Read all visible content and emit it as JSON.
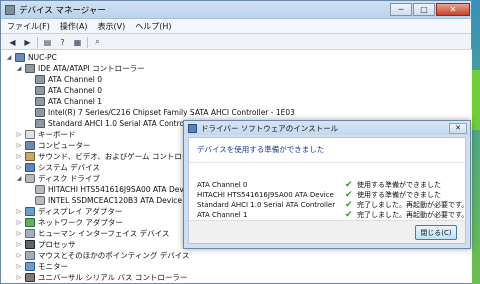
{
  "window": {
    "title": "デバイス マネージャー",
    "min": "─",
    "max": "□",
    "close": "✕"
  },
  "menu": [
    "ファイル(F)",
    "操作(A)",
    "表示(V)",
    "ヘルプ(H)"
  ],
  "toolbar_icons": [
    "back-arrow-icon",
    "forward-arrow-icon",
    "properties-icon",
    "help-icon",
    "view-icon",
    "scan-icon",
    "update-icon"
  ],
  "tree": {
    "root": "NUC-PC",
    "ide": "IDE ATA/ATAPI コントローラー",
    "ide_children": [
      "ATA Channel 0",
      "ATA Channel 0",
      "ATA Channel 1",
      "Intel(R) 7 Series/C216 Chipset Family SATA AHCI Controller - 1E03",
      "Standard AHCI 1.0 Serial ATA Controller"
    ],
    "keyboard": "キーボード",
    "computer": "コンピューター",
    "sound": "サウンド、ビデオ、およびゲーム コントローラー",
    "system": "システム デバイス",
    "disk": "ディスク ドライブ",
    "disk_children": [
      "HITACHI HTS541616J9SA00 ATA Device",
      "INTEL SSDMCEAC120B3 ATA Device"
    ],
    "display": "ディスプレイ アダプター",
    "network": "ネットワーク アダプター",
    "hid": "ヒューマン インターフェイス デバイス",
    "processor": "プロセッサ",
    "mouse": "マウスとそのほかのポインティング デバイス",
    "monitor": "モニター",
    "usb": "ユニバーサル シリアル バス コントローラー"
  },
  "dialog": {
    "title": "ドライバー ソフトウェアのインストール",
    "close": "✕",
    "heading": "デバイスを使用する準備ができました",
    "rows": [
      {
        "device": "ATA Channel 0",
        "status": "使用する準備ができました"
      },
      {
        "device": "HITACHI HTS541616J9SA00 ATA Device",
        "status": "使用する準備ができました"
      },
      {
        "device": "Standard AHCI 1.0 Serial ATA Controller",
        "status": "完了しました。再起動が必要です。"
      },
      {
        "device": "ATA Channel 1",
        "status": "完了しました。再起動が必要です。"
      }
    ],
    "check": "✔",
    "close_button": "閉じる(C)"
  }
}
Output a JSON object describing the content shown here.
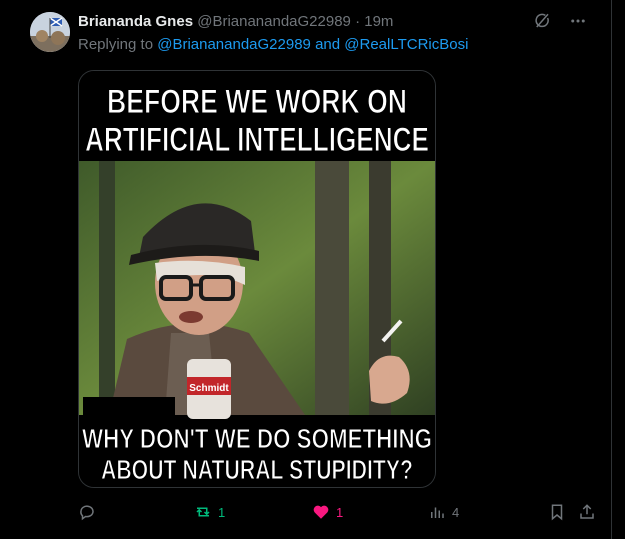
{
  "post": {
    "display_name": "Briananda Gnes",
    "handle": "@BriananandaG22989",
    "separator": "·",
    "time": "19m",
    "replying_prefix": "Replying to",
    "reply_user_1": "@BriananandaG22989",
    "reply_and": "and",
    "reply_user_2": "@RealLTCRicBosi"
  },
  "media": {
    "top_line_1": "BEFORE WE WORK ON",
    "top_line_2": "ARTIFICIAL INTELLIGENCE",
    "bottom_line_1": "WHY DON'T WE DO SOMETHING",
    "bottom_line_2": "ABOUT NATURAL STUPIDITY?",
    "can_label": "Schmidt"
  },
  "actions": {
    "replies": "",
    "reposts": "1",
    "likes": "1",
    "views": "4"
  },
  "colors": {
    "background": "#000000",
    "accent_link": "#1d9bf0",
    "repost_green": "#00ba7c",
    "like_pink": "#f91880",
    "muted": "#71767b"
  },
  "icons": [
    "grok-icon",
    "more-icon",
    "reply-icon",
    "repost-icon",
    "like-icon",
    "views-icon",
    "bookmark-icon",
    "share-icon"
  ]
}
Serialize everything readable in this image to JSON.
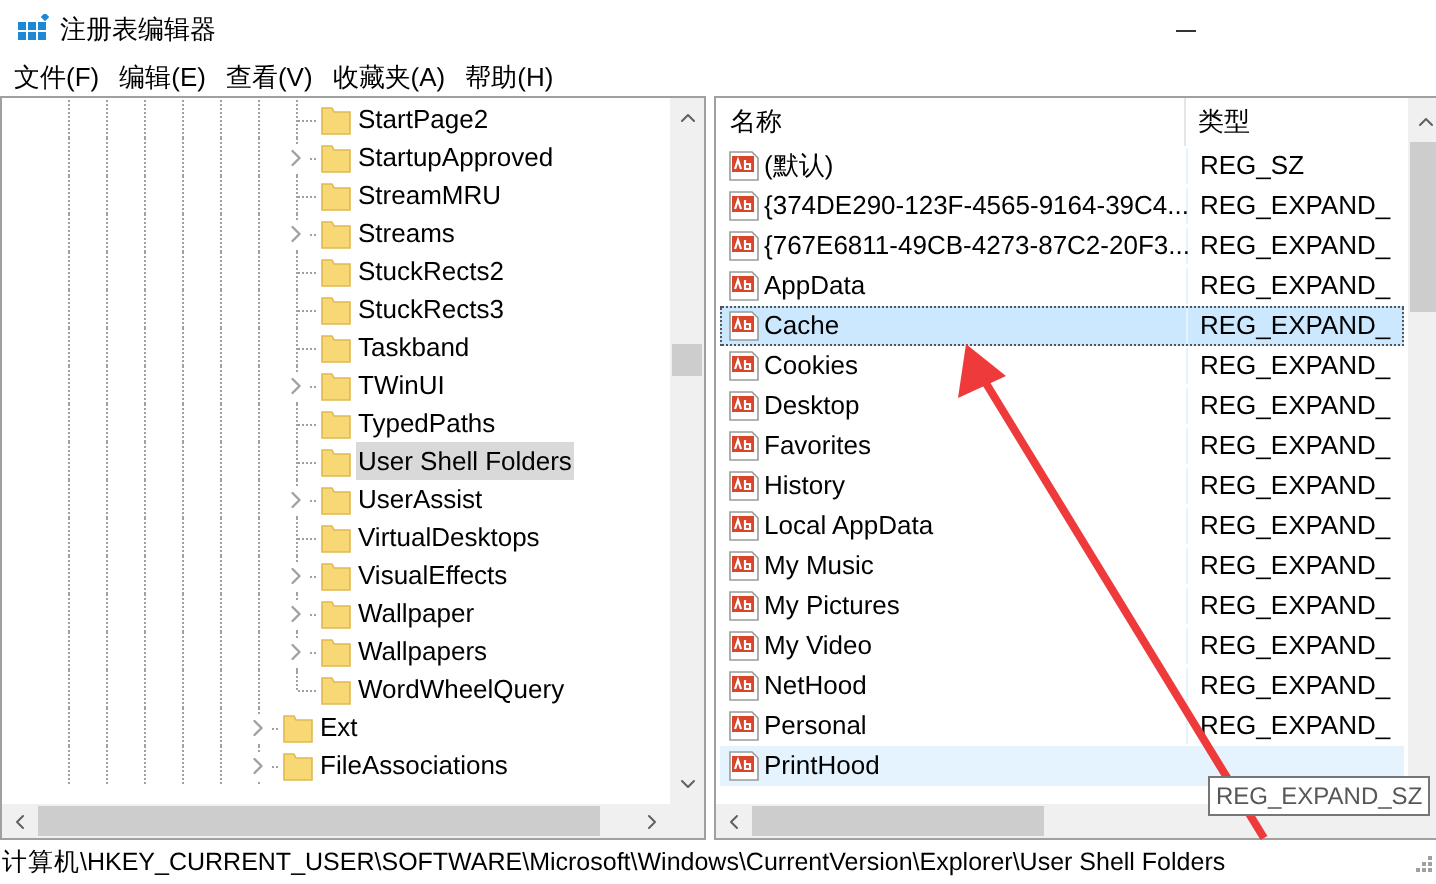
{
  "window": {
    "title": "注册表编辑器"
  },
  "menu": [
    {
      "label": "文件(F)"
    },
    {
      "label": "编辑(E)"
    },
    {
      "label": "查看(V)"
    },
    {
      "label": "收藏夹(A)"
    },
    {
      "label": "帮助(H)"
    }
  ],
  "tree": {
    "nodes": [
      {
        "children": [
          {
            "label": "StartPage2",
            "expandable": false,
            "selected": false
          },
          {
            "label": "StartupApproved",
            "expandable": true,
            "selected": false
          },
          {
            "label": "StreamMRU",
            "expandable": false,
            "selected": false
          },
          {
            "label": "Streams",
            "expandable": true,
            "selected": false
          },
          {
            "label": "StuckRects2",
            "expandable": false,
            "selected": false
          },
          {
            "label": "StuckRects3",
            "expandable": false,
            "selected": false
          },
          {
            "label": "Taskband",
            "expandable": false,
            "selected": false
          },
          {
            "label": "TWinUI",
            "expandable": true,
            "selected": false
          },
          {
            "label": "TypedPaths",
            "expandable": false,
            "selected": false
          },
          {
            "label": "User Shell Folders",
            "expandable": false,
            "selected": true
          },
          {
            "label": "UserAssist",
            "expandable": true,
            "selected": false
          },
          {
            "label": "VirtualDesktops",
            "expandable": false,
            "selected": false
          },
          {
            "label": "VisualEffects",
            "expandable": true,
            "selected": false
          },
          {
            "label": "Wallpaper",
            "expandable": true,
            "selected": false
          },
          {
            "label": "Wallpapers",
            "expandable": true,
            "selected": false
          },
          {
            "label": "WordWheelQuery",
            "expandable": false,
            "selected": false
          }
        ]
      },
      {
        "label": "Ext",
        "expandable": true,
        "selected": false
      },
      {
        "label": "FileAssociations",
        "expandable": true,
        "selected": false
      }
    ]
  },
  "values": {
    "columns": [
      "名称",
      "类型"
    ],
    "rows": [
      {
        "name": "(默认)",
        "type": "REG_SZ",
        "selected": false,
        "hovered": false
      },
      {
        "name": "{374DE290-123F-4565-9164-39C4...",
        "type": "REG_EXPAND_",
        "selected": false,
        "hovered": false
      },
      {
        "name": "{767E6811-49CB-4273-87C2-20F3...",
        "type": "REG_EXPAND_",
        "selected": false,
        "hovered": false
      },
      {
        "name": "AppData",
        "type": "REG_EXPAND_",
        "selected": false,
        "hovered": false
      },
      {
        "name": "Cache",
        "type": "REG_EXPAND_",
        "selected": true,
        "hovered": false
      },
      {
        "name": "Cookies",
        "type": "REG_EXPAND_",
        "selected": false,
        "hovered": false
      },
      {
        "name": "Desktop",
        "type": "REG_EXPAND_",
        "selected": false,
        "hovered": false
      },
      {
        "name": "Favorites",
        "type": "REG_EXPAND_",
        "selected": false,
        "hovered": false
      },
      {
        "name": "History",
        "type": "REG_EXPAND_",
        "selected": false,
        "hovered": false
      },
      {
        "name": "Local AppData",
        "type": "REG_EXPAND_",
        "selected": false,
        "hovered": false
      },
      {
        "name": "My Music",
        "type": "REG_EXPAND_",
        "selected": false,
        "hovered": false
      },
      {
        "name": "My Pictures",
        "type": "REG_EXPAND_",
        "selected": false,
        "hovered": false
      },
      {
        "name": "My Video",
        "type": "REG_EXPAND_",
        "selected": false,
        "hovered": false
      },
      {
        "name": "NetHood",
        "type": "REG_EXPAND_",
        "selected": false,
        "hovered": false
      },
      {
        "name": "Personal",
        "type": "REG_EXPAND_",
        "selected": false,
        "hovered": false
      },
      {
        "name": "PrintHood",
        "selected": false,
        "hovered": true
      }
    ]
  },
  "tooltip": "REG_EXPAND_SZ",
  "status_bar": "计算机\\HKEY_CURRENT_USER\\SOFTWARE\\Microsoft\\Windows\\CurrentVersion\\Explorer\\User Shell Folders"
}
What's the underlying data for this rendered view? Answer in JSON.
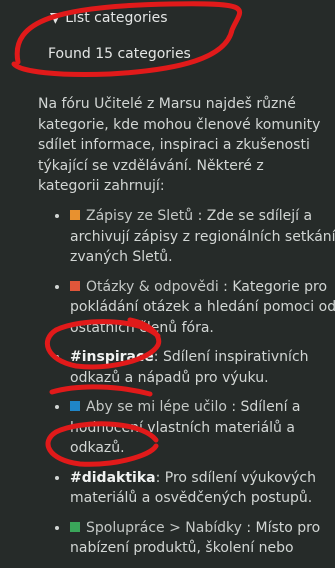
{
  "summary": {
    "toggle_label": "▼ List categories"
  },
  "found_text": "Found 15 categories",
  "intro": "Na fóru Učitelé z Marsu najdeš různé kategorie, kde mohou členové komunity sdílet informace, inspiraci a zkušenosti týkající se vzdělávání. Některé z kategorii zahrnují:",
  "categories": [
    {
      "name": "Zápisy ze Sletů",
      "color": "#e8912f",
      "desc": " : Zde se sdílejí a archivují zápisy z regionálních setkání zvaných Sletů."
    },
    {
      "name": "Otázky & odpovědi",
      "color": "#e0563a",
      "desc": " : Kategorie pro pokládání otázek a hledání pomoci od ostatních členů fóra."
    },
    {
      "name": "#inspirace",
      "color": "",
      "desc": ": Sdílení inspirativních odkazů a nápadů pro výuku."
    },
    {
      "name": "Aby se mi lépe učilo",
      "color": "#1f86c8",
      "desc": " : Sdílení a hodnocení vlastních materiálů a odkazů."
    },
    {
      "name": "#didaktika",
      "color": "",
      "desc": ": Pro sdílení výukových materiálů a osvědčených postupů."
    },
    {
      "name": "Spolupráce > Nabídky",
      "color": "#3aa65a",
      "desc": " : Místo pro nabízení produktů, školení nebo"
    }
  ],
  "colors": {
    "background": "#262b29",
    "annotation_red": "#e11a1a"
  }
}
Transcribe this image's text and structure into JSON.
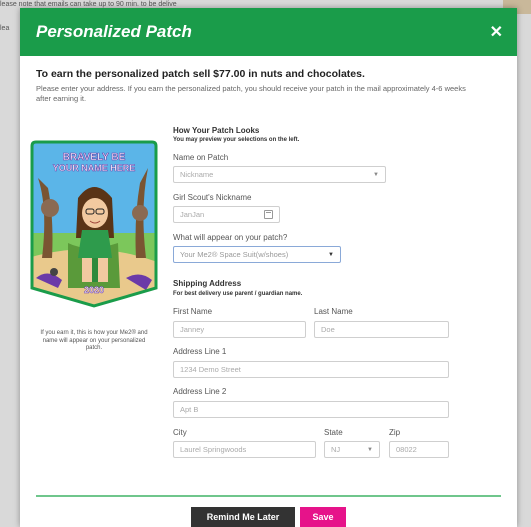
{
  "background": {
    "line1": "lease note that emails can take up to 90 min. to be delive",
    "line2": "lea"
  },
  "modal": {
    "title": "Personalized Patch",
    "close_glyph": "✕"
  },
  "intro": {
    "headline": "To earn the personalized patch sell $77.00 in nuts and chocolates.",
    "body": "Please enter your address. If you earn the personalized patch, you should receive your patch in the mail approximately 4-6 weeks after earning it."
  },
  "patch_preview": {
    "top_line1": "BRAVELY BE",
    "top_line2": "YOUR NAME HERE",
    "year": "2020",
    "caption": "If you earn it, this is how your Me2® and name will appear on your personalized patch."
  },
  "patch_section": {
    "title": "How Your Patch Looks",
    "subtitle": "You may preview your selections on the left.",
    "name_on_patch": {
      "label": "Name on Patch",
      "value": "Nickname"
    },
    "nickname": {
      "label": "Girl Scout's Nickname",
      "value": "JanJan"
    },
    "appearance": {
      "label": "What will appear on your patch?",
      "value": "Your Me2® Space Suit(w/shoes)"
    }
  },
  "shipping": {
    "title": "Shipping Address",
    "subtitle": "For best delivery use parent / guardian name.",
    "first_name": {
      "label": "First Name",
      "value": "Janney"
    },
    "last_name": {
      "label": "Last Name",
      "value": "Doe"
    },
    "address1": {
      "label": "Address Line 1",
      "value": "1234 Demo Street"
    },
    "address2": {
      "label": "Address Line 2",
      "value": "Apt B"
    },
    "city": {
      "label": "City",
      "value": "Laurel Springwoods"
    },
    "state": {
      "label": "State",
      "value": "NJ"
    },
    "zip": {
      "label": "Zip",
      "value": "08022"
    }
  },
  "actions": {
    "remind_label": "Remind Me Later",
    "save_label": "Save"
  },
  "colors": {
    "header": "#1a9c4a",
    "save": "#e6138a",
    "remind": "#333333",
    "divider": "#6fc68c"
  },
  "icons": {
    "close": "close-icon",
    "dropdown": "chevron-down-icon",
    "calendar": "calendar-icon"
  }
}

···

Check each line of the data above for the string "Sletů", then report how many lines have it, with no other words.

2